§ **Required work**
Scan the records and identify every line in which the string "apartment" occurs, then return those lines.

§ **Data excerpts**
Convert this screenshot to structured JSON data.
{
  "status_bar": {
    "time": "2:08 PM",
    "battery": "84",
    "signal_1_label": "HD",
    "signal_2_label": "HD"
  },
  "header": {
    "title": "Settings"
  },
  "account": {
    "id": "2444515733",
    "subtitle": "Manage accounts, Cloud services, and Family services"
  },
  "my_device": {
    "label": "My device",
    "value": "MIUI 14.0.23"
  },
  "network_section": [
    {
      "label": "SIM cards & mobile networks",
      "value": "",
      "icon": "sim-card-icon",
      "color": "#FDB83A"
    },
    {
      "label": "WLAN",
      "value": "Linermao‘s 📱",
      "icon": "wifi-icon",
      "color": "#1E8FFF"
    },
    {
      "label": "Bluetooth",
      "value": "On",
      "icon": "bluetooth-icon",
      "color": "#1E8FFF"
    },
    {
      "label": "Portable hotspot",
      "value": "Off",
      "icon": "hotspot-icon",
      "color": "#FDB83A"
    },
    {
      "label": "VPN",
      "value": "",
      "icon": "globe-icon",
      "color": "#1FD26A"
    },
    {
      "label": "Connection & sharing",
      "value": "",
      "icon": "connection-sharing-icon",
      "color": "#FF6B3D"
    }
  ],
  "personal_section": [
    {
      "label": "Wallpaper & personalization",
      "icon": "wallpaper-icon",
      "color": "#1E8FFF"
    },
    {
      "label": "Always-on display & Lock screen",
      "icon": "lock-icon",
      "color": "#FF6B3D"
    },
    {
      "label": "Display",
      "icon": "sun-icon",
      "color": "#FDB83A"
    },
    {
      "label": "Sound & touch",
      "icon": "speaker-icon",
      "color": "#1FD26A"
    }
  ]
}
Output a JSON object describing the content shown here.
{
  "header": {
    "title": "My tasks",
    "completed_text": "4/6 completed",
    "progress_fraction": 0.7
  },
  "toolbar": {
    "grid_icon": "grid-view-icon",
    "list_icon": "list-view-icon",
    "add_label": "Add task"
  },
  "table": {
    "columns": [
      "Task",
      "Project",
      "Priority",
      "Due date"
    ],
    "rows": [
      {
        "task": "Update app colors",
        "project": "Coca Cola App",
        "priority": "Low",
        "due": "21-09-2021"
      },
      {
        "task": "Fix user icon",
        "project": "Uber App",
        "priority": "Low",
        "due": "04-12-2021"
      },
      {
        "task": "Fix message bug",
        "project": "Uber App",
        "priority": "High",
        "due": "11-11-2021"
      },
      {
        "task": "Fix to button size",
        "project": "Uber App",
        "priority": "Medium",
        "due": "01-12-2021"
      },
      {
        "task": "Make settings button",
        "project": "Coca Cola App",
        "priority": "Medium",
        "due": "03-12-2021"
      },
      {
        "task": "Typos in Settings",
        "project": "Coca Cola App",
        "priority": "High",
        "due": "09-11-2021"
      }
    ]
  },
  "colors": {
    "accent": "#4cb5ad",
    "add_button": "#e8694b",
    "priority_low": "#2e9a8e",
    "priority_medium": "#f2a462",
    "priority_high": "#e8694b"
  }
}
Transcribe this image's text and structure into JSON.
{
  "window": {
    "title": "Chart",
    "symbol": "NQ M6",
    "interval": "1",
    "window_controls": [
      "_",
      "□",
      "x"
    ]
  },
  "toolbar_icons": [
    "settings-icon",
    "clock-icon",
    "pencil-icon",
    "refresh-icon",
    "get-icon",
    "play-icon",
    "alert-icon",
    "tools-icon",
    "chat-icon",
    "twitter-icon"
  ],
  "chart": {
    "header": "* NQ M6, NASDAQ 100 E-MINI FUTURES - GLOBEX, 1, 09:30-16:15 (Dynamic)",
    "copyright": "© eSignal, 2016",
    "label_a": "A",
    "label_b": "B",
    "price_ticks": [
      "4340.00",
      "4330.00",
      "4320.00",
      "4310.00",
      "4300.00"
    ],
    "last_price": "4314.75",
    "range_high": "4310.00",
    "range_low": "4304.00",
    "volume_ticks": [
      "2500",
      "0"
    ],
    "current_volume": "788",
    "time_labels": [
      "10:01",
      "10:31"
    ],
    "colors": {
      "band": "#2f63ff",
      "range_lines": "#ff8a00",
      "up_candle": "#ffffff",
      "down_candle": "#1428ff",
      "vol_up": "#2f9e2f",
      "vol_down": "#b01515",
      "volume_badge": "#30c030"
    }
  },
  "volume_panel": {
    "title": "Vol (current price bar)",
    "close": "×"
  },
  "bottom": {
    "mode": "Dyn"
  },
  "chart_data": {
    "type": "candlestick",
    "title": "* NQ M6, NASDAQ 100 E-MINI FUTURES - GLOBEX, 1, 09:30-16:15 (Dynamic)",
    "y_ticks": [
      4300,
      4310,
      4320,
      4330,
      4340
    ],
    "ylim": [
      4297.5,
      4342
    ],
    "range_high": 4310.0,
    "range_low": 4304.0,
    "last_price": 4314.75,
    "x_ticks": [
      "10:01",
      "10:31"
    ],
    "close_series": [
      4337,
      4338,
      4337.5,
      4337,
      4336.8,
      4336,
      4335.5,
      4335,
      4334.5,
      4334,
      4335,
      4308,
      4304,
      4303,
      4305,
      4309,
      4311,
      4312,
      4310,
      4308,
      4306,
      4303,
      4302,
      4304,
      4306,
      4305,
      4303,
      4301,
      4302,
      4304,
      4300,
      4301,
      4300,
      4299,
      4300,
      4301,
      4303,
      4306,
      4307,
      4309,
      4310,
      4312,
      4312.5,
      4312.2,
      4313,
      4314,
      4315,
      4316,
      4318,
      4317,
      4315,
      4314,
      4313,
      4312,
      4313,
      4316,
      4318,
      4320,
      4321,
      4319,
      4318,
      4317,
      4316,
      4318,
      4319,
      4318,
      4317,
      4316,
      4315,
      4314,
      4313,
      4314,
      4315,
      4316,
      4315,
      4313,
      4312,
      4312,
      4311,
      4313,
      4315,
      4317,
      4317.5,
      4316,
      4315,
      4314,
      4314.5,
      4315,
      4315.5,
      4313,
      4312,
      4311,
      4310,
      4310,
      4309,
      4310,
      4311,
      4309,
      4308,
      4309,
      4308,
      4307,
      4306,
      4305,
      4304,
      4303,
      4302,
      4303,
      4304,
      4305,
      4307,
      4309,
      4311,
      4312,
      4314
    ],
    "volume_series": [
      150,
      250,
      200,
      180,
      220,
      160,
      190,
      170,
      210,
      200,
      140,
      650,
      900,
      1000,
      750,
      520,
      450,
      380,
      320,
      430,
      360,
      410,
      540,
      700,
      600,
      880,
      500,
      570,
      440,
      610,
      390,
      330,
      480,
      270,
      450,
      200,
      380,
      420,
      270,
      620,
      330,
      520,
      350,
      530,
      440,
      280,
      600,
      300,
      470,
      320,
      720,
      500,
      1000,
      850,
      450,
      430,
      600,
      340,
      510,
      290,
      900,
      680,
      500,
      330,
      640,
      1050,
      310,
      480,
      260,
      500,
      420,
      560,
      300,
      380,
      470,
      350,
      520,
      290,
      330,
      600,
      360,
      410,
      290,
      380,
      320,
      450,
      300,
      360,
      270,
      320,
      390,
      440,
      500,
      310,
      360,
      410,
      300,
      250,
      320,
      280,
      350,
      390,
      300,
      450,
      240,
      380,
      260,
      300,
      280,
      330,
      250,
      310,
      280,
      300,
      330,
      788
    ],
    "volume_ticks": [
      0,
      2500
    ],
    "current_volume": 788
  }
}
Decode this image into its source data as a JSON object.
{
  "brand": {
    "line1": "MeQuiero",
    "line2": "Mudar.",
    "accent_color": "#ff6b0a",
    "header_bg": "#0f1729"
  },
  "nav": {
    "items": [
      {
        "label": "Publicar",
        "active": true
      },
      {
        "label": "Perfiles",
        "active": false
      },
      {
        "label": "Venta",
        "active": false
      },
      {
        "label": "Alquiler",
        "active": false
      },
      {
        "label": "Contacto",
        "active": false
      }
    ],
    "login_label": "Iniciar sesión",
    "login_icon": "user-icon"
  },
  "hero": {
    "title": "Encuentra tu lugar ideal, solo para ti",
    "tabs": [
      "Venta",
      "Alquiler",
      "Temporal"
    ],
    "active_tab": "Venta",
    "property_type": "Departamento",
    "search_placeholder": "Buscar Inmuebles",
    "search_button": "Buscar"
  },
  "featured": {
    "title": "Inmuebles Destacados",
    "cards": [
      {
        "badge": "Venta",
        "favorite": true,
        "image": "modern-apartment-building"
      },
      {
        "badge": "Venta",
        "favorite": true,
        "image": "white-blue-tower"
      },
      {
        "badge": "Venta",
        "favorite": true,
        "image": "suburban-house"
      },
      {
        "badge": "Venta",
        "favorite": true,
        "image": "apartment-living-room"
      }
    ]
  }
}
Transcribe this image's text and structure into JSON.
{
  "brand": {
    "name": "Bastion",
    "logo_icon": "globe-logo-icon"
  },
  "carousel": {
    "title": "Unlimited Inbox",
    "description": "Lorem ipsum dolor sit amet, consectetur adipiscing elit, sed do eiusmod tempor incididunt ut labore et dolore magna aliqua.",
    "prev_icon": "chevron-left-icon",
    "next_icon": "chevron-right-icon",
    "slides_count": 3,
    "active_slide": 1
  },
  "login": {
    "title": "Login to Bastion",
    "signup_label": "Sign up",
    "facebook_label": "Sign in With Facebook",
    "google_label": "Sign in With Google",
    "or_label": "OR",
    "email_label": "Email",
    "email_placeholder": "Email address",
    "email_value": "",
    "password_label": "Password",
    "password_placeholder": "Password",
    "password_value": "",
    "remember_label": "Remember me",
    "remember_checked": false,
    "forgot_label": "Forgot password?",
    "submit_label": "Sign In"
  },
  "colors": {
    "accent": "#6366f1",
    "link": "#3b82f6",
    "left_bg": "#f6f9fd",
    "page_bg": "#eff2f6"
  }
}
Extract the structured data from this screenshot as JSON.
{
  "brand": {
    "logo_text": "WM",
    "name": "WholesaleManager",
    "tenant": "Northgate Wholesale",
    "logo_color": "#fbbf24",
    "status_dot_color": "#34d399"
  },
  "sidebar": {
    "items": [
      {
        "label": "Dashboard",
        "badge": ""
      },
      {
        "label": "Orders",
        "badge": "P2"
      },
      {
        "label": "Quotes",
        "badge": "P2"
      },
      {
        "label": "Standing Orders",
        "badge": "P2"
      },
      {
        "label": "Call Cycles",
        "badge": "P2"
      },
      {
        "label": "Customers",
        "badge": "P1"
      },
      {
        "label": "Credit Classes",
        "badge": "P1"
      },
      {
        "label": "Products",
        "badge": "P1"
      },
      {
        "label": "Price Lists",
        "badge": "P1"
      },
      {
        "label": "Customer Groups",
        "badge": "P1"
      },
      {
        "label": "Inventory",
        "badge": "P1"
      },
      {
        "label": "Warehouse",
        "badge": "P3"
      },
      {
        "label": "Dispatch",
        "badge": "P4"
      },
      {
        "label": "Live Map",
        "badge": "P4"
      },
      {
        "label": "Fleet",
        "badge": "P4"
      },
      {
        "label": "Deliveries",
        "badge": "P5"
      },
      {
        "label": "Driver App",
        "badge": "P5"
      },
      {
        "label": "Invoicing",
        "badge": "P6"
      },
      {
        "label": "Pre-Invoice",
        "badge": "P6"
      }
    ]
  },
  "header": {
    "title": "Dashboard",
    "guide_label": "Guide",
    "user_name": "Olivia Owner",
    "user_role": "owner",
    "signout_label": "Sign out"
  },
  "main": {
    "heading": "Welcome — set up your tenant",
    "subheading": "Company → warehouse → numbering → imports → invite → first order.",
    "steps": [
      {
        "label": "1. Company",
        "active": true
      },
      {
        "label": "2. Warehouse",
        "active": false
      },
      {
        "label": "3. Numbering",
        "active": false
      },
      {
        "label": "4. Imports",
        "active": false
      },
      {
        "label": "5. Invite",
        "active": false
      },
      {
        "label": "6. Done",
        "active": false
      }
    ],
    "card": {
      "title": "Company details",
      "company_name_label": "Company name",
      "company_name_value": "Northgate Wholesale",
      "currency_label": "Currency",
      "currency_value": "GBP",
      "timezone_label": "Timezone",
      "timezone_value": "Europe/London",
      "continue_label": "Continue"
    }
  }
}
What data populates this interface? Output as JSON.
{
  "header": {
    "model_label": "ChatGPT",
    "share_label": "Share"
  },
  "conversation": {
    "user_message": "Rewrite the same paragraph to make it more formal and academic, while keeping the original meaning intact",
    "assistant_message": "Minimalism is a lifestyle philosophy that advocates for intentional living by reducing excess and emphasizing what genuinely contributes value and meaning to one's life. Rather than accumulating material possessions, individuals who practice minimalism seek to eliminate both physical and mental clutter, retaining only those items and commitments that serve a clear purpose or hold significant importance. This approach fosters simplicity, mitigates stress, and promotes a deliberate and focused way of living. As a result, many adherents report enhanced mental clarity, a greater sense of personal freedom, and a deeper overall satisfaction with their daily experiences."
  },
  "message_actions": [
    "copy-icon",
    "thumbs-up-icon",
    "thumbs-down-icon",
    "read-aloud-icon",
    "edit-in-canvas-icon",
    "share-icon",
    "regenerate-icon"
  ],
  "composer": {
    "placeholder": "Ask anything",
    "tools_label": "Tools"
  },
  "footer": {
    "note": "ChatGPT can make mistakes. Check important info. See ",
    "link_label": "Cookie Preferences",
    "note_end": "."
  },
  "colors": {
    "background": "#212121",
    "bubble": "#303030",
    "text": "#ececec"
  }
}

§ **Task response**
        "image": "modern-apartment-building"
        "image": "apartment-living-room"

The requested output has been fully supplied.